» Listed entries:
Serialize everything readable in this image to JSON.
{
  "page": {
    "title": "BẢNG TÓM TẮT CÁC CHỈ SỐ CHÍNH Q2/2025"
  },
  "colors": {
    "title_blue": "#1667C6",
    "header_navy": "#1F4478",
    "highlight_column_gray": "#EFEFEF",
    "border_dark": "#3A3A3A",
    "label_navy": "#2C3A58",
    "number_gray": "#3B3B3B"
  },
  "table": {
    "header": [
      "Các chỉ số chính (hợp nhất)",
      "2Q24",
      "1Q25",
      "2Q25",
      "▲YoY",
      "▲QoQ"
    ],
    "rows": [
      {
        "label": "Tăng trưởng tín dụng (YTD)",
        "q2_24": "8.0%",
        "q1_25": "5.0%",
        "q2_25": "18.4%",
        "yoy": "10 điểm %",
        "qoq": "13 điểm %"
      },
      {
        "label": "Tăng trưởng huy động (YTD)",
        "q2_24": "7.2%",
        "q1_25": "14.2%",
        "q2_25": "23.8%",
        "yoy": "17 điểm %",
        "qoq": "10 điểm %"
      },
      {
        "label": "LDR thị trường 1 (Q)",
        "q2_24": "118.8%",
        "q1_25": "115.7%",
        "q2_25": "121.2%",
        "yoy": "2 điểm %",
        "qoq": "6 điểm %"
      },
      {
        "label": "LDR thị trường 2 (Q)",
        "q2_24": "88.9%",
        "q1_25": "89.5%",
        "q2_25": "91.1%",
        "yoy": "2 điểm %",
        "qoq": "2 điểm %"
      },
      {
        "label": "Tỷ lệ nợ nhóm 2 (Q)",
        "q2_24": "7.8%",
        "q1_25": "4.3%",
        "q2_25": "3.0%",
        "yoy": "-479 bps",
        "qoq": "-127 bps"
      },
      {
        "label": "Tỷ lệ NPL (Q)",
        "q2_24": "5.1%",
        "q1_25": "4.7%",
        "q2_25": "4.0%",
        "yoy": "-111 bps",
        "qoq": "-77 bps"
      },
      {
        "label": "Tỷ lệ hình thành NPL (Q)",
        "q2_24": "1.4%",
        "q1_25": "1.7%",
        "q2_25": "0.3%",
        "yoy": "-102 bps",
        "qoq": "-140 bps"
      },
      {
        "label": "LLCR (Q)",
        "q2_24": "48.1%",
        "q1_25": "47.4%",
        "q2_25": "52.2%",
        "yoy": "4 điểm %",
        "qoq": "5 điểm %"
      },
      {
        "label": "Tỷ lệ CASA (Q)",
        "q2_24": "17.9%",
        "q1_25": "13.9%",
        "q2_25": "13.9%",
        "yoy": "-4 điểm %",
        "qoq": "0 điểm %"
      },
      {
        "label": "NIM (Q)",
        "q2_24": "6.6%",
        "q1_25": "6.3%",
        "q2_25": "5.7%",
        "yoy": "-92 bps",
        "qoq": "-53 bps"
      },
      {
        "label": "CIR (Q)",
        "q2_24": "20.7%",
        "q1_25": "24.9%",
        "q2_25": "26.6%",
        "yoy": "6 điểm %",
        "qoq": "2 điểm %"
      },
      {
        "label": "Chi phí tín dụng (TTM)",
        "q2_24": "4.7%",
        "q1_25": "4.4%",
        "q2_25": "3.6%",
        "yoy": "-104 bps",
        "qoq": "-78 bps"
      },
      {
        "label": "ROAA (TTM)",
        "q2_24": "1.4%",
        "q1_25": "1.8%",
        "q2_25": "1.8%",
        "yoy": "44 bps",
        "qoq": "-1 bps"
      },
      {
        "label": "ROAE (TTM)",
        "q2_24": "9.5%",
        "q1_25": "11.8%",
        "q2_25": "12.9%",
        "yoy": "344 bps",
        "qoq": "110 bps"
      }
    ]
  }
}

» What you will do: Looking at the entries above, how many lines contain the word "dụng"? Answer with the number alone.

» Response for this exercise: 2